Raw records -
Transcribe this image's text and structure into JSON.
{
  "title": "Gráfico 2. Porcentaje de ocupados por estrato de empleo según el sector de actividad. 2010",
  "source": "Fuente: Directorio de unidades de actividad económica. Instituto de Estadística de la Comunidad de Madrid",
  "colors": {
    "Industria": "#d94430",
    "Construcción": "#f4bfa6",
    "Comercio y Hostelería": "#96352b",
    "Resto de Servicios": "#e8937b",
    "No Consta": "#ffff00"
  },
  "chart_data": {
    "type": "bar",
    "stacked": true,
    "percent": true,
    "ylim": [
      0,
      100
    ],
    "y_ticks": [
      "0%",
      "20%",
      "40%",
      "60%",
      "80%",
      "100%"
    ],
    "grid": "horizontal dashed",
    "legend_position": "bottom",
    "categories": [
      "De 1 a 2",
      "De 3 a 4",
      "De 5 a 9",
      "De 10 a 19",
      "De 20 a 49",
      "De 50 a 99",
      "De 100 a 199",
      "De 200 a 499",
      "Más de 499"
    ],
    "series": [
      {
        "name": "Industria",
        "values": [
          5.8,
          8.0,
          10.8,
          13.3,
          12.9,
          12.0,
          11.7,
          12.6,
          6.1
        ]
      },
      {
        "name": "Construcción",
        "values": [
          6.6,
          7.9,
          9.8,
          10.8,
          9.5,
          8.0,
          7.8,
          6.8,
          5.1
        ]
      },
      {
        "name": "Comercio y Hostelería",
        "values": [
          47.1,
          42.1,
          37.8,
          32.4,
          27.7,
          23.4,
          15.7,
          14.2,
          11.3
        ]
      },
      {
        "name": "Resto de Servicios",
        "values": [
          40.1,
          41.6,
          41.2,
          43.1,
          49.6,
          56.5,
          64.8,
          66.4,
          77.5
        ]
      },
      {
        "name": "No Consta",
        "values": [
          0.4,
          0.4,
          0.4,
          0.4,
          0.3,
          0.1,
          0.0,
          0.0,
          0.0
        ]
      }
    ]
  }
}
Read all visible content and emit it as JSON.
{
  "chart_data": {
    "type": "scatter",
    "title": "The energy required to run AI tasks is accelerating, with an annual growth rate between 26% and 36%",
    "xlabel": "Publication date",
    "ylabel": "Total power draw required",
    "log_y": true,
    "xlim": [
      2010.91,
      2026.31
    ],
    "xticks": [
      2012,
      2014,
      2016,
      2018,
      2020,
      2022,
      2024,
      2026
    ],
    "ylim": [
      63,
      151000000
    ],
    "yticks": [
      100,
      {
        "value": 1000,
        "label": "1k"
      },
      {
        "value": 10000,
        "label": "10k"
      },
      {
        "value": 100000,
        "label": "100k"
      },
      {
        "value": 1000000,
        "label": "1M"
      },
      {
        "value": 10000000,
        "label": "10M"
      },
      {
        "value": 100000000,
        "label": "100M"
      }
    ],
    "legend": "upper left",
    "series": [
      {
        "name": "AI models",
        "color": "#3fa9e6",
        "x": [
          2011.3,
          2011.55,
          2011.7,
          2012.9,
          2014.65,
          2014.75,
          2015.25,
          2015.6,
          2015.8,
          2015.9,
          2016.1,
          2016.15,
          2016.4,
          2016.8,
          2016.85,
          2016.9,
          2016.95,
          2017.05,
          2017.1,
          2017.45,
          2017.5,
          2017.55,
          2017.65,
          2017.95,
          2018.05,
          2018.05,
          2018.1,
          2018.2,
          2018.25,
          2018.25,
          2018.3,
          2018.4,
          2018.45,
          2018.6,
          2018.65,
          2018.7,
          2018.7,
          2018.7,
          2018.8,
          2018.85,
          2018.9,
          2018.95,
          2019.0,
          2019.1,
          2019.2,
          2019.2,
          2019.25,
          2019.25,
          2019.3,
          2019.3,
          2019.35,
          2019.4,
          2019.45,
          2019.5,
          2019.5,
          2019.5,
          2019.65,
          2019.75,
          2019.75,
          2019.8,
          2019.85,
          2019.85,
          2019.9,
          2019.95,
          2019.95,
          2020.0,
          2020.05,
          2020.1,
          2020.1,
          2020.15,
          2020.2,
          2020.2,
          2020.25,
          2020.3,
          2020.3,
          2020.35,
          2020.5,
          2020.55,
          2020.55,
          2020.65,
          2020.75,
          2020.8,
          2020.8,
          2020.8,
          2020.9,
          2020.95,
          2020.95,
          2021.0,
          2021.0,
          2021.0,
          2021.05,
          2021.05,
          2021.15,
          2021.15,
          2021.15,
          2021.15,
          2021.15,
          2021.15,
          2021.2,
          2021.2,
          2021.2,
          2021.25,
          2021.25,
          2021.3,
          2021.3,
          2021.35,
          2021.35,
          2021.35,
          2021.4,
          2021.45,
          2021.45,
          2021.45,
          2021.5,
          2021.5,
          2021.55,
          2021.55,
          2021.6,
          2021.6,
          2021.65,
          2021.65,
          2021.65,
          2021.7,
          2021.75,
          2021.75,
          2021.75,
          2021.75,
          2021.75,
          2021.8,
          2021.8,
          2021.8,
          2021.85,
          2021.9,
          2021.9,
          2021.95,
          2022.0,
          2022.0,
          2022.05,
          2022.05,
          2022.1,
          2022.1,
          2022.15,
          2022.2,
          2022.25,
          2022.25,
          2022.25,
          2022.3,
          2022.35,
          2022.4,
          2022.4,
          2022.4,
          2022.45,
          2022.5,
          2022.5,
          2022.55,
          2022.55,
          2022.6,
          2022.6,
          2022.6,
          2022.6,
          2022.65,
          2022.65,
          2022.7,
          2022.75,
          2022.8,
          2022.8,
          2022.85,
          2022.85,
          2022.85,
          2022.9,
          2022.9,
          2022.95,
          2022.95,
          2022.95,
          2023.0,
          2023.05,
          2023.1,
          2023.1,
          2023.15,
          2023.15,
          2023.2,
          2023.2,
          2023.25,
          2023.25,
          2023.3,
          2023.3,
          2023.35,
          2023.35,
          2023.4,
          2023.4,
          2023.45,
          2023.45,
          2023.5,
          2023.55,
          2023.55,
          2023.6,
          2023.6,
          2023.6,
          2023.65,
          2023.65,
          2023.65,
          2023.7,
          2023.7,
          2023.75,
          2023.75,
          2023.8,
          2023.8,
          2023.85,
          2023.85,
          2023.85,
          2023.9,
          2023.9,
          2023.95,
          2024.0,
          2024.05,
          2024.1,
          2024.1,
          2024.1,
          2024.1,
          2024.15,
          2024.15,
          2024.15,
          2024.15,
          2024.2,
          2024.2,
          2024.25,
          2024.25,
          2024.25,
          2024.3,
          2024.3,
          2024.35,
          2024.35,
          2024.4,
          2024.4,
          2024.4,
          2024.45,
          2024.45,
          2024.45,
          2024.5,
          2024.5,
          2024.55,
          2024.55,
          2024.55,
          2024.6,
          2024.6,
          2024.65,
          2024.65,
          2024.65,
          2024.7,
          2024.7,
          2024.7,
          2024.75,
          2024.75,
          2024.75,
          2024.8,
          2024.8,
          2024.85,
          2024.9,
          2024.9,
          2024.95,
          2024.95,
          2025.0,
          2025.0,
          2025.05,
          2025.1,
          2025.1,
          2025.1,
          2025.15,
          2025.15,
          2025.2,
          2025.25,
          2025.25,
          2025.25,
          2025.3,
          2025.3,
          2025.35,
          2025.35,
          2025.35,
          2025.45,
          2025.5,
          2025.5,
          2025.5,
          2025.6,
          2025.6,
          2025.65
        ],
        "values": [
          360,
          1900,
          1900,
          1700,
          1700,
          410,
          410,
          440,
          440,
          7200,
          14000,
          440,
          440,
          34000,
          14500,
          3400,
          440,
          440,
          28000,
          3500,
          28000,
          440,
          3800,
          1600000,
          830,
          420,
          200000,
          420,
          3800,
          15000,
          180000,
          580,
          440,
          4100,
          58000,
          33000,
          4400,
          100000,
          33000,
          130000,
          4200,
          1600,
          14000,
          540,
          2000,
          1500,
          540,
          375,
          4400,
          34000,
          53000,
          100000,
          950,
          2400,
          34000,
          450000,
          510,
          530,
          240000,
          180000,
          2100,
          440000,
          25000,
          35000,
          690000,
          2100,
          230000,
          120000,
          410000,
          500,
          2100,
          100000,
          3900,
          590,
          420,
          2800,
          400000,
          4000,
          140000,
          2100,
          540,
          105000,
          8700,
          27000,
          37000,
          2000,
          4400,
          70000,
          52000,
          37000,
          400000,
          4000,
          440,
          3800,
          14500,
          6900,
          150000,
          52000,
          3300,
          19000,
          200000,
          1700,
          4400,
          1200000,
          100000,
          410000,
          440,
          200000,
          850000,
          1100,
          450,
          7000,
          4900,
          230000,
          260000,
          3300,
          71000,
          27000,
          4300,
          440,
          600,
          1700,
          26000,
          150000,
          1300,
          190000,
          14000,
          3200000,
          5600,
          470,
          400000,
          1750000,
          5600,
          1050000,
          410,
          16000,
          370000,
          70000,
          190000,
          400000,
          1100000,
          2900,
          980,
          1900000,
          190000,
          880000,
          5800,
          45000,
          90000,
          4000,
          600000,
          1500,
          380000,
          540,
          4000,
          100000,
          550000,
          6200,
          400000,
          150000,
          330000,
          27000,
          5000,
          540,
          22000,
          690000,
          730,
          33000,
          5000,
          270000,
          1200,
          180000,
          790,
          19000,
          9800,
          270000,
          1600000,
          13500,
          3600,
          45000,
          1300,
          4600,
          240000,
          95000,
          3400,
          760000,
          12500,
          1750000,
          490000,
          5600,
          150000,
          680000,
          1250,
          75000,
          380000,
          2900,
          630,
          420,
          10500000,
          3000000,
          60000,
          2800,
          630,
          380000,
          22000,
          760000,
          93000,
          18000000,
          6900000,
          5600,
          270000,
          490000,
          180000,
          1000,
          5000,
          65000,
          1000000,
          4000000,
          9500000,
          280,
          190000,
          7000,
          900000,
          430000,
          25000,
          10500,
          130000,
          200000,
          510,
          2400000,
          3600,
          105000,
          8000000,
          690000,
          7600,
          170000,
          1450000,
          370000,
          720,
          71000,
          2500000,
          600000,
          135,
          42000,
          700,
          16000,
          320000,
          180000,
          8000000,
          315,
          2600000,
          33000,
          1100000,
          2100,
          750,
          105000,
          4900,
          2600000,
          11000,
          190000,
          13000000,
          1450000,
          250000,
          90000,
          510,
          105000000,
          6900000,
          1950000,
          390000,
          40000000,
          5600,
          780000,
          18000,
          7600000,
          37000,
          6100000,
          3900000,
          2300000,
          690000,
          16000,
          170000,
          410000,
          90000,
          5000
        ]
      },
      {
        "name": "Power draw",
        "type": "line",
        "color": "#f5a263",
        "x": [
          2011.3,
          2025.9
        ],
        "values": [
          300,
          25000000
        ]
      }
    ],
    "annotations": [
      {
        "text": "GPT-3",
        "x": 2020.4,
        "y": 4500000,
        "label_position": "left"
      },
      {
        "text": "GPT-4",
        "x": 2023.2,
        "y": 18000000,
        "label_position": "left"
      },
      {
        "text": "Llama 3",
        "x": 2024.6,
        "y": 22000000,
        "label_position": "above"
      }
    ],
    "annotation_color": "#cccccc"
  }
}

Short problem -
In the material above, show every line where the word "text" turns up.

Solution for this exercise -
Transcribe this image's text and structure into JSON.
        "text": "GPT-3",
        "text": "GPT-4",
        "text": "Llama 3",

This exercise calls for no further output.